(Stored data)
--- begin ---
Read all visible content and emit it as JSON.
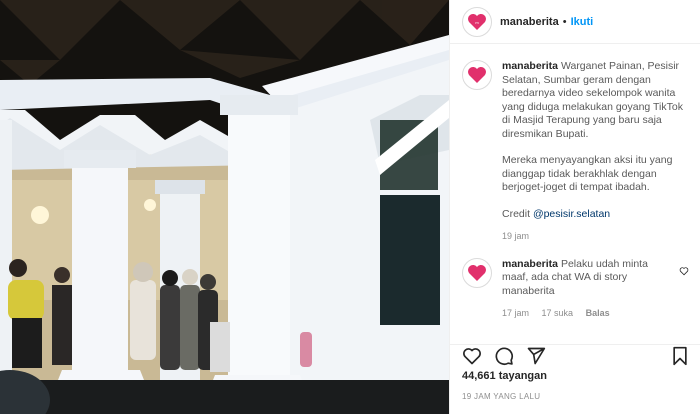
{
  "post": {
    "username": "manaberita",
    "dot": "•",
    "follow_label": "Ikuti"
  },
  "caption": {
    "username": "manaberita",
    "text1": "Warganet Painan, Pesisir Selatan, Sumbar geram dengan beredarnya video sekelompok wanita yang diduga melakukan goyang TikTok di Masjid Terapung yang baru saja diresmikan Bupati.",
    "text2": "Mereka menyayangkan aksi itu yang dianggap tidak berakhlak dengan berjoget-joget di tempat ibadah.",
    "credit_label": "Credit",
    "credit_mention": "@pesisir.selatan",
    "time": "19 jam"
  },
  "reply": {
    "username": "manaberita",
    "text": "Pelaku udah minta maaf, ada chat WA di story manaberita",
    "time": "17 jam",
    "likes": "17 suka",
    "reply_label": "Balas"
  },
  "stats": {
    "views": "44,661 tayangan",
    "posted": "19 JAM YANG LALU"
  },
  "colors": {
    "link": "#0095f6",
    "brand": "#e1306c"
  }
}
--- end ---
• _Work instructions_
Write out the listing above exactly as it stands, pictures excluded.

• _Reply to the exercise_
Read all visible content and emit it as JSON.
{
  "post": {
    "username": "manaberita",
    "dot": "•",
    "follow_label": "Ikuti"
  },
  "caption": {
    "username": "manaberita",
    "text1": "Warganet Painan, Pesisir Selatan, Sumbar geram dengan beredarnya video sekelompok wanita yang diduga melakukan goyang TikTok di Masjid Terapung yang baru saja diresmikan Bupati.",
    "text2": "Mereka menyayangkan aksi itu yang dianggap tidak berakhlak dengan berjoget-joget di tempat ibadah.",
    "credit_label": "Credit",
    "credit_mention": "@pesisir.selatan",
    "time": "19 jam"
  },
  "reply": {
    "username": "manaberita",
    "text": "Pelaku udah minta maaf, ada chat WA di story manaberita",
    "time": "17 jam",
    "likes": "17 suka",
    "reply_label": "Balas"
  },
  "stats": {
    "views": "44,661 tayangan",
    "posted": "19 JAM YANG LALU"
  },
  "colors": {
    "link": "#0095f6",
    "brand": "#e1306c"
  }
}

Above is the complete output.